• **SHORT TASK**: Return each line of the data below exactly, omitting any pictures.

### RECORDS SUPPLIED

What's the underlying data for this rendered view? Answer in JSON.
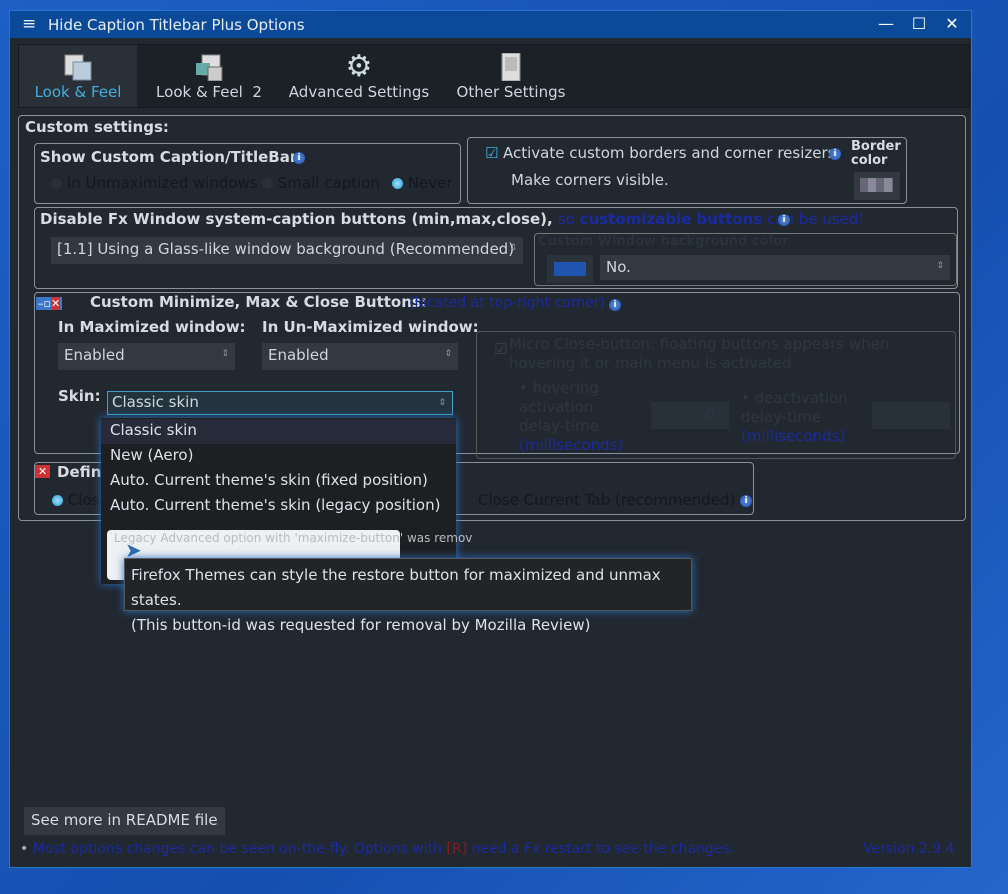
{
  "window": {
    "title": "Hide Caption Titlebar Plus Options",
    "controls": {
      "minimize": "—",
      "maximize": "☐",
      "close": "✕"
    }
  },
  "tabs": [
    {
      "label": "Look & Feel",
      "selected": true
    },
    {
      "label": "Look & Feel  2"
    },
    {
      "label": "Advanced Settings"
    },
    {
      "label": "Other Settings"
    }
  ],
  "custom_settings": {
    "heading": "Custom settings:",
    "show_caption": {
      "label": "Show Custom Caption/TitleBar:",
      "options": [
        "In Unmaximized windows",
        "Small caption",
        "Never"
      ],
      "selected": "Never"
    },
    "borders": {
      "activate_label": "Activate custom borders and corner resizers",
      "activate_checked": true,
      "corners_label": "Make corners visible.",
      "corners_checked": false,
      "border_color_label": "Border color"
    },
    "disable_fx": {
      "label": "Disable Fx Window system-caption buttons (min,max,close),",
      "note_pre": "so ",
      "note_bold": "customizable buttons",
      "note_post": " can be used!",
      "select_value": "[1.1] Using a Glass-like window background  (Recommended)",
      "bg_color_label": "Custom Window background color",
      "bg_color": "#1f55b0",
      "bg_select": "No."
    },
    "buttons": {
      "label": "Custom Minimize, Max & Close Buttons:",
      "note": "(located at top-right corner)",
      "max_label": "In Maximized window:",
      "max_value": "Enabled",
      "unmax_label": "In Un-Maximized window:",
      "unmax_value": "Enabled",
      "skin_label": "Skin:",
      "skin_value": "Classic skin",
      "micro": {
        "label": "Micro Close-button: floating buttons appears when hovering it or main menu is activated",
        "hover_label": "hovering activation delay-time",
        "hover_unit": "(milliseconds)",
        "hover_value": "0",
        "deact_label": "deactivation delay-time",
        "deact_unit": "(milliseconds)"
      }
    },
    "define": {
      "label": "Define",
      "option1": "Close",
      "option2": "Close Current Tab (recommended)"
    }
  },
  "skin_dropdown": [
    "Classic skin",
    "New (Aero)",
    "Auto. Current theme's skin (fixed position)",
    "Auto. Current theme's skin (legacy position)"
  ],
  "legacy_note": "Legacy Advanced option with 'maximize-button' was remov",
  "tooltip": {
    "line1": "Firefox Themes can style the restore button for maximized and unmax states.",
    "line2": "(This button-id was requested for removal by Mozilla Review)"
  },
  "footer": {
    "readme": "See more in README file",
    "note_pre": "Most options changes can be seen on-the-fly.   Options with ",
    "note_r": "[R]",
    "note_post": " need a Fx restart to see the changes.",
    "version": "Version 2.9.4"
  },
  "colors": {
    "accent": "#3fb0e0",
    "titlebar": "#0b4a98",
    "link": "#1a2aa0"
  }
}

######

• **REPLY**:
What's the underlying data for this rendered view? Answer in JSON.
{
  "window": {
    "title": "Hide Caption Titlebar Plus Options",
    "controls": {
      "minimize": "—",
      "maximize": "☐",
      "close": "✕"
    }
  },
  "tabs": [
    {
      "label": "Look & Feel",
      "selected": true
    },
    {
      "label": "Look & Feel  2"
    },
    {
      "label": "Advanced Settings"
    },
    {
      "label": "Other Settings"
    }
  ],
  "custom_settings": {
    "heading": "Custom settings:",
    "show_caption": {
      "label": "Show Custom Caption/TitleBar:",
      "options": [
        "In Unmaximized windows",
        "Small caption",
        "Never"
      ],
      "selected": "Never"
    },
    "borders": {
      "activate_label": "Activate custom borders and corner resizers",
      "activate_checked": true,
      "corners_label": "Make corners visible.",
      "corners_checked": false,
      "border_color_label": "Border color"
    },
    "disable_fx": {
      "label": "Disable Fx Window system-caption buttons (min,max,close),",
      "note_pre": "so ",
      "note_bold": "customizable buttons",
      "note_post": " can be used!",
      "select_value": "[1.1] Using a Glass-like window background  (Recommended)",
      "bg_color_label": "Custom Window background color",
      "bg_color": "#1f55b0",
      "bg_select": "No."
    },
    "buttons": {
      "label": "Custom Minimize, Max & Close Buttons:",
      "note": "(located at top-right corner)",
      "max_label": "In Maximized window:",
      "max_value": "Enabled",
      "unmax_label": "In Un-Maximized window:",
      "unmax_value": "Enabled",
      "skin_label": "Skin:",
      "skin_value": "Classic skin",
      "micro": {
        "label": "Micro Close-button: floating buttons appears when hovering it or main menu is activated",
        "hover_label": "hovering activation delay-time",
        "hover_unit": "(milliseconds)",
        "hover_value": "0",
        "deact_label": "deactivation delay-time",
        "deact_unit": "(milliseconds)"
      }
    },
    "define": {
      "label": "Define",
      "option1": "Close",
      "option2": "Close Current Tab (recommended)"
    }
  },
  "skin_dropdown": [
    "Classic skin",
    "New (Aero)",
    "Auto. Current theme's skin (fixed position)",
    "Auto. Current theme's skin (legacy position)"
  ],
  "legacy_note": "Legacy Advanced option with 'maximize-button' was remov",
  "tooltip": {
    "line1": "Firefox Themes can style the restore button for maximized and unmax states.",
    "line2": "(This button-id was requested for removal by Mozilla Review)"
  },
  "footer": {
    "readme": "See more in README file",
    "note_pre": "Most options changes can be seen on-the-fly.   Options with ",
    "note_r": "[R]",
    "note_post": " need a Fx restart to see the changes.",
    "version": "Version 2.9.4"
  },
  "colors": {
    "accent": "#3fb0e0",
    "titlebar": "#0b4a98",
    "link": "#1a2aa0"
  }
}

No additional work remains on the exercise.